__Instruction__. The records below must be duplicated exactly, character for character.

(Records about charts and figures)

▬▬▬

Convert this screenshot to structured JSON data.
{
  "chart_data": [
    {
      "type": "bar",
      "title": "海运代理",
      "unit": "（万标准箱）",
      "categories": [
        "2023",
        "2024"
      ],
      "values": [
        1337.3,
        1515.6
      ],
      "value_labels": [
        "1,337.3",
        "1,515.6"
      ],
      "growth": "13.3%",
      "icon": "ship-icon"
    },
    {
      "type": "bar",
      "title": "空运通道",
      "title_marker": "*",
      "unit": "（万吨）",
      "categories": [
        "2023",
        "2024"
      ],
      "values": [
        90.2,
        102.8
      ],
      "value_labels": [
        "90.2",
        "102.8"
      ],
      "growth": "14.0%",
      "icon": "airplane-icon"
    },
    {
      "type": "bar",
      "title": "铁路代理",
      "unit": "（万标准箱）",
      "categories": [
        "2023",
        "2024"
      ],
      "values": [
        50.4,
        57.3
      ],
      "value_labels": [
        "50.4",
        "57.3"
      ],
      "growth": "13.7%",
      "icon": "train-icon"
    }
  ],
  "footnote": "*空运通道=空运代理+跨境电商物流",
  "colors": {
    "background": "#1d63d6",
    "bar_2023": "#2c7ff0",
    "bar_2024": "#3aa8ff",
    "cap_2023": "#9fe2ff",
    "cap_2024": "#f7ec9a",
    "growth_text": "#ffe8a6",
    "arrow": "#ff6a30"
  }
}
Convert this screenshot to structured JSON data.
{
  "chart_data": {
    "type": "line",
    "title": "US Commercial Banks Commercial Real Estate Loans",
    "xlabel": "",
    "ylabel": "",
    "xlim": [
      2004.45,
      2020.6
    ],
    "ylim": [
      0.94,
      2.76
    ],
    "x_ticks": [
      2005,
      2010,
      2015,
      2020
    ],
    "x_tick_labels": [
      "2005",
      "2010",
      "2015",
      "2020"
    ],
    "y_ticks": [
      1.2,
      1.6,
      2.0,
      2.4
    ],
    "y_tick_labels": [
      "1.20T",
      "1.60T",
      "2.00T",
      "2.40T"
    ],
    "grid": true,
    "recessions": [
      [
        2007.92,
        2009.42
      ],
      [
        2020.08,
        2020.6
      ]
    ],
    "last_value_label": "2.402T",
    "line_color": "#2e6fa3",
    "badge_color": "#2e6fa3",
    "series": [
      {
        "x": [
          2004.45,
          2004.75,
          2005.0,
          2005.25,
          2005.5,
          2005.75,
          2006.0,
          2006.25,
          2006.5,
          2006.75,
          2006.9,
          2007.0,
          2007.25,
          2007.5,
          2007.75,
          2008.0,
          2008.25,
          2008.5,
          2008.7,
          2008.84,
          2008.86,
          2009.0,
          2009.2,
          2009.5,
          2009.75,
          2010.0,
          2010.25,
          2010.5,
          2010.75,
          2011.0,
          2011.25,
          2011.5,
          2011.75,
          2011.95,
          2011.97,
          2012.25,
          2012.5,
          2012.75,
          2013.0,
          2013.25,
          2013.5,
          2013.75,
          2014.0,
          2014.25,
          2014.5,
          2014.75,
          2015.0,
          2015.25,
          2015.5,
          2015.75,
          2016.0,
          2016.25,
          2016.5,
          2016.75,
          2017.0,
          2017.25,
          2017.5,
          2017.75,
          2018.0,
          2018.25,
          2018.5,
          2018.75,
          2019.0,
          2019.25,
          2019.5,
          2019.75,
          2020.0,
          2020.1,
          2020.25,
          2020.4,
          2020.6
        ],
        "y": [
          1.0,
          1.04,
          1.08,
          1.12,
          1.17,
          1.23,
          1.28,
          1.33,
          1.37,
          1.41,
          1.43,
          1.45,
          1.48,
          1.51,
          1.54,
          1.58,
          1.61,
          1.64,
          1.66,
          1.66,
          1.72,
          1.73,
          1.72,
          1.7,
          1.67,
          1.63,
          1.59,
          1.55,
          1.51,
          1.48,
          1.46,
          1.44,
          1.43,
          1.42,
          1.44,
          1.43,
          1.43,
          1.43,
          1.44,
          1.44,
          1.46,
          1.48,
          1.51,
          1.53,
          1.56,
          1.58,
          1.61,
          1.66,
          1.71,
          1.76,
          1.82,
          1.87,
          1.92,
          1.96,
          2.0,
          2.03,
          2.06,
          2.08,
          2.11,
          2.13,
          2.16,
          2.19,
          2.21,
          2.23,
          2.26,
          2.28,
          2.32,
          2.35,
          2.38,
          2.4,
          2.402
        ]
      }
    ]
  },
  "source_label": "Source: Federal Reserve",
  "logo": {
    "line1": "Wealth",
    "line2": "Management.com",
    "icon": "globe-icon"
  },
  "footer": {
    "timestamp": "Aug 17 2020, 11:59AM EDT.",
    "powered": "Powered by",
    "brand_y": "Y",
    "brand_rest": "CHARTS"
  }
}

▬▬▬

__Answer to the problem__.
Convert this screenshot to structured JSON data.
{
  "chart_data": [
    {
      "type": "bar",
      "title": "海运代理",
      "unit": "（万标准箱）",
      "categories": [
        "2023",
        "2024"
      ],
      "values": [
        1337.3,
        1515.6
      ],
      "value_labels": [
        "1,337.3",
        "1,515.6"
      ],
      "growth": "13.3%",
      "icon": "ship-icon"
    },
    {
      "type": "bar",
      "title": "空运通道",
      "title_marker": "*",
      "unit": "（万吨）",
      "categories": [
        "2023",
        "2024"
      ],
      "values": [
        90.2,
        102.8
      ],
      "value_labels": [
        "90.2",
        "102.8"
      ],
      "growth": "14.0%",
      "icon": "airplane-icon"
    },
    {
      "type": "bar",
      "title": "铁路代理",
      "unit": "（万标准箱）",
      "categories": [
        "2023",
        "2024"
      ],
      "values": [
        50.4,
        57.3
      ],
      "value_labels": [
        "50.4",
        "57.3"
      ],
      "growth": "13.7%",
      "icon": "train-icon"
    }
  ],
  "footnote": "*空运通道=空运代理+跨境电商物流",
  "colors": {
    "background": "#1d63d6",
    "bar_2023": "#2c7ff0",
    "bar_2024": "#3aa8ff",
    "cap_2023": "#9fe2ff",
    "cap_2024": "#f7ec9a",
    "growth_text": "#ffe8a6",
    "arrow": "#ff6a30"
  }
}
Convert this screenshot to structured JSON data.
{
  "chart_data": {
    "type": "line",
    "title": "US Commercial Banks Commercial Real Estate Loans",
    "xlabel": "",
    "ylabel": "",
    "xlim": [
      2004.45,
      2020.6
    ],
    "ylim": [
      0.94,
      2.76
    ],
    "x_ticks": [
      2005,
      2010,
      2015,
      2020
    ],
    "x_tick_labels": [
      "2005",
      "2010",
      "2015",
      "2020"
    ],
    "y_ticks": [
      1.2,
      1.6,
      2.0,
      2.4
    ],
    "y_tick_labels": [
      "1.20T",
      "1.60T",
      "2.00T",
      "2.40T"
    ],
    "grid": true,
    "recessions": [
      [
        2007.92,
        2009.42
      ],
      [
        2020.08,
        2020.6
      ]
    ],
    "last_value_label": "2.402T",
    "line_color": "#2e6fa3",
    "badge_color": "#2e6fa3",
    "series": [
      {
        "x": [
          2004.45,
          2004.75,
          2005.0,
          2005.25,
          2005.5,
          2005.75,
          2006.0,
          2006.25,
          2006.5,
          2006.75,
          2006.9,
          2007.0,
          2007.25,
          2007.5,
          2007.75,
          2008.0,
          2008.25,
          2008.5,
          2008.7,
          2008.84,
          2008.86,
          2009.0,
          2009.2,
          2009.5,
          2009.75,
          2010.0,
          2010.25,
          2010.5,
          2010.75,
          2011.0,
          2011.25,
          2011.5,
          2011.75,
          2011.95,
          2011.97,
          2012.25,
          2012.5,
          2012.75,
          2013.0,
          2013.25,
          2013.5,
          2013.75,
          2014.0,
          2014.25,
          2014.5,
          2014.75,
          2015.0,
          2015.25,
          2015.5,
          2015.75,
          2016.0,
          2016.25,
          2016.5,
          2016.75,
          2017.0,
          2017.25,
          2017.5,
          2017.75,
          2018.0,
          2018.25,
          2018.5,
          2018.75,
          2019.0,
          2019.25,
          2019.5,
          2019.75,
          2020.0,
          2020.1,
          2020.25,
          2020.4,
          2020.6
        ],
        "y": [
          1.0,
          1.04,
          1.08,
          1.12,
          1.17,
          1.23,
          1.28,
          1.33,
          1.37,
          1.41,
          1.43,
          1.45,
          1.48,
          1.51,
          1.54,
          1.58,
          1.61,
          1.64,
          1.66,
          1.66,
          1.72,
          1.73,
          1.72,
          1.7,
          1.67,
          1.63,
          1.59,
          1.55,
          1.51,
          1.48,
          1.46,
          1.44,
          1.43,
          1.42,
          1.44,
          1.43,
          1.43,
          1.43,
          1.44,
          1.44,
          1.46,
          1.48,
          1.51,
          1.53,
          1.56,
          1.58,
          1.61,
          1.66,
          1.71,
          1.76,
          1.82,
          1.87,
          1.92,
          1.96,
          2.0,
          2.03,
          2.06,
          2.08,
          2.11,
          2.13,
          2.16,
          2.19,
          2.21,
          2.23,
          2.26,
          2.28,
          2.32,
          2.35,
          2.38,
          2.4,
          2.402
        ]
      }
    ]
  },
  "source_label": "Source: Federal Reserve",
  "logo": {
    "line1": "Wealth",
    "line2": "Management.com",
    "icon": "globe-icon"
  },
  "footer": {
    "timestamp": "Aug 17 2020, 11:59AM EDT.",
    "powered": "Powered by",
    "brand_y": "Y",
    "brand_rest": "CHARTS"
  }
}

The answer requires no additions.